• **Record extracts**:
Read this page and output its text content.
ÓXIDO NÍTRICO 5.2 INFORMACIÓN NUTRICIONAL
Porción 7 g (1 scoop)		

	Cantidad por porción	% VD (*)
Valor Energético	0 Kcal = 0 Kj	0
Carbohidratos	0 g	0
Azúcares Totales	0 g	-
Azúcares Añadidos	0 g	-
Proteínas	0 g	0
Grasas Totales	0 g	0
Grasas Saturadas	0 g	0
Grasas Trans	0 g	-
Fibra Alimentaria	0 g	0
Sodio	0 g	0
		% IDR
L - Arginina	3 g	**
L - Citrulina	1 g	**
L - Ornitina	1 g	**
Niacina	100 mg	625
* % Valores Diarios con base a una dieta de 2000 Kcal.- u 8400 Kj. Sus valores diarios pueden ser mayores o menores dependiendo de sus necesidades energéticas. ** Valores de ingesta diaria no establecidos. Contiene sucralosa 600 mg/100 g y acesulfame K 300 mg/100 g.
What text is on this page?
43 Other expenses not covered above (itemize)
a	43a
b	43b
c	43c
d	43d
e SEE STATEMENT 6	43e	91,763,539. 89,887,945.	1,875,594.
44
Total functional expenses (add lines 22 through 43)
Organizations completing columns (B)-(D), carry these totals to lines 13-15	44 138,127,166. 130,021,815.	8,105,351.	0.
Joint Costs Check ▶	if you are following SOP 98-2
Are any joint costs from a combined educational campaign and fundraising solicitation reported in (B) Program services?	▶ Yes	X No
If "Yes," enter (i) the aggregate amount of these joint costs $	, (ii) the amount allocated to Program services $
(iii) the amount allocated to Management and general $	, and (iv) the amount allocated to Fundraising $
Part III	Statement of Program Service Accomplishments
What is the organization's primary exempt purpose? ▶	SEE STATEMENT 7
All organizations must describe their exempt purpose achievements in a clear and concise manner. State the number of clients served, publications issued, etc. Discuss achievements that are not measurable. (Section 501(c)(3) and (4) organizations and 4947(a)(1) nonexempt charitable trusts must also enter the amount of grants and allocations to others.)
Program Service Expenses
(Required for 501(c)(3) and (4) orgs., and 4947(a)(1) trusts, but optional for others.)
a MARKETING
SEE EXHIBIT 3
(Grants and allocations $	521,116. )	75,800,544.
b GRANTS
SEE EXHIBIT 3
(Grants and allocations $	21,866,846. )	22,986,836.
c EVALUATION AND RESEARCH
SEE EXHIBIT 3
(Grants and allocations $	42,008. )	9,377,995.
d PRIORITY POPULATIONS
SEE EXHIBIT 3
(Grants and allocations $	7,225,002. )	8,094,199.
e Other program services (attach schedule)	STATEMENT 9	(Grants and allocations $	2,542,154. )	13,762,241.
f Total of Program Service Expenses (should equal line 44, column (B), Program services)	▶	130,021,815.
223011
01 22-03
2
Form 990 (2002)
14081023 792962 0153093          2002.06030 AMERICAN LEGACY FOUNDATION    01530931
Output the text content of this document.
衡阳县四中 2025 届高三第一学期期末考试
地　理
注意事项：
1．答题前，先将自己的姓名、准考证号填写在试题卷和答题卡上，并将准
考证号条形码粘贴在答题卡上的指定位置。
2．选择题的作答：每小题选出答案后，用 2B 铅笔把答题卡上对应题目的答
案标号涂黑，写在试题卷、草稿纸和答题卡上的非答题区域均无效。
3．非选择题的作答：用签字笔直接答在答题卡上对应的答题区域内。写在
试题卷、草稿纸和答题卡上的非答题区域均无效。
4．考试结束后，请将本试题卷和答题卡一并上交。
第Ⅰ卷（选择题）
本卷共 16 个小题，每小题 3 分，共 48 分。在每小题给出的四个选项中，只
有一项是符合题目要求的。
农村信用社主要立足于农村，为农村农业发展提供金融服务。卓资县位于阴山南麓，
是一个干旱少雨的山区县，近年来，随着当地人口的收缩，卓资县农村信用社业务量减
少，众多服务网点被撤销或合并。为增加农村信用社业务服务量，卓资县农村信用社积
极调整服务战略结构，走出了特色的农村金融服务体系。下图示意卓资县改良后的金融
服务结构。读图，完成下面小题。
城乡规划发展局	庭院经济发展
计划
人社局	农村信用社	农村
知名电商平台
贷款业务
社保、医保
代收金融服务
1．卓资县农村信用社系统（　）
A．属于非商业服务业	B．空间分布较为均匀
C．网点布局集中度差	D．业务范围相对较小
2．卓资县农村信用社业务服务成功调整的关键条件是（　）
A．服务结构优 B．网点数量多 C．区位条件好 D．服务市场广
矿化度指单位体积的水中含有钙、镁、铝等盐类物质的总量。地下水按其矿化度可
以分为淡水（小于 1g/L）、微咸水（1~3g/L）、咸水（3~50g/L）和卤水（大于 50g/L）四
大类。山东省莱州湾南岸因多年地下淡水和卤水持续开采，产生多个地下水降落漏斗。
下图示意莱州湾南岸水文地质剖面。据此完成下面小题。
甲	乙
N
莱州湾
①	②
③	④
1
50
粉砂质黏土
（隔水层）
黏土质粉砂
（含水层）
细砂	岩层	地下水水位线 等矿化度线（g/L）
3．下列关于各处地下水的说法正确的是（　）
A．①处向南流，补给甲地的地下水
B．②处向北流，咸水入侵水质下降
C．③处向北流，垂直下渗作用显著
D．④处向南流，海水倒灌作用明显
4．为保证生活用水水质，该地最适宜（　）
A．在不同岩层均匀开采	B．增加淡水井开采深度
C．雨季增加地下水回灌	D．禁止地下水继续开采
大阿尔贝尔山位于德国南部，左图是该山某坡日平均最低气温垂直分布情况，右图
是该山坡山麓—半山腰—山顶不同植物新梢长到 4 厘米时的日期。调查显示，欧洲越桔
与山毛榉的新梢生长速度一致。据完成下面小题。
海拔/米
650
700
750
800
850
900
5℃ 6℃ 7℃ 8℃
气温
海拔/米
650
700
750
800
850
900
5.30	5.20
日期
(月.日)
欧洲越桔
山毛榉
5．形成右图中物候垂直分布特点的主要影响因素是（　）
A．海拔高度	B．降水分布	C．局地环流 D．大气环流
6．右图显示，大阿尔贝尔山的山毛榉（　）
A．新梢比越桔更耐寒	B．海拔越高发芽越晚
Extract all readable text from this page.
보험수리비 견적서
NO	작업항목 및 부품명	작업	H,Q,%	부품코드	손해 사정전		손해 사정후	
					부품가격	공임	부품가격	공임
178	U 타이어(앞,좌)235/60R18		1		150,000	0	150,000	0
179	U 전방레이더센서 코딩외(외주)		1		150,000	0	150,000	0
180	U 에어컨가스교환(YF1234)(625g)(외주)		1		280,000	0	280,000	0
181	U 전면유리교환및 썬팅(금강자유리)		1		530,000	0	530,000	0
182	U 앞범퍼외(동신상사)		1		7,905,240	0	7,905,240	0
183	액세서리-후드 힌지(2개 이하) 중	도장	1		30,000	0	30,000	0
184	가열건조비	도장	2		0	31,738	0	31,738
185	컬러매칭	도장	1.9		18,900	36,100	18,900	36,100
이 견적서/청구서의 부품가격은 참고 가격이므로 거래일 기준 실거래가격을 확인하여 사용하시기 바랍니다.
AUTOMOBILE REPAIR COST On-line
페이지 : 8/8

...

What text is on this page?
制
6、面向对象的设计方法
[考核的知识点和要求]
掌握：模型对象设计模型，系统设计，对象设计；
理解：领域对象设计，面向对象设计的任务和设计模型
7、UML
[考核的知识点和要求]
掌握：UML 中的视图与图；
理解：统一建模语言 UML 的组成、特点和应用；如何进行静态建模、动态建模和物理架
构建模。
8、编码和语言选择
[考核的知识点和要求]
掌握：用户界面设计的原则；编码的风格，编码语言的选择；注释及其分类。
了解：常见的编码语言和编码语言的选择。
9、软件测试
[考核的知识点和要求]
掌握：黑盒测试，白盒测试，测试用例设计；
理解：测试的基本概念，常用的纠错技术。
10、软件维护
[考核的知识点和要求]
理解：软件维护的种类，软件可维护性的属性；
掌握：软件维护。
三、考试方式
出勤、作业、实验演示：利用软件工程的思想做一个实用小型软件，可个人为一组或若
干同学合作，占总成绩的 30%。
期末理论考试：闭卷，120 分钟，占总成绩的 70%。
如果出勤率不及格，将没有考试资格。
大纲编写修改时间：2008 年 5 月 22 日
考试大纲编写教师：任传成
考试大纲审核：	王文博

• **Goal**:
Find every line containing the word "these", then give the total and nothing more.

• **Result of this task**:
2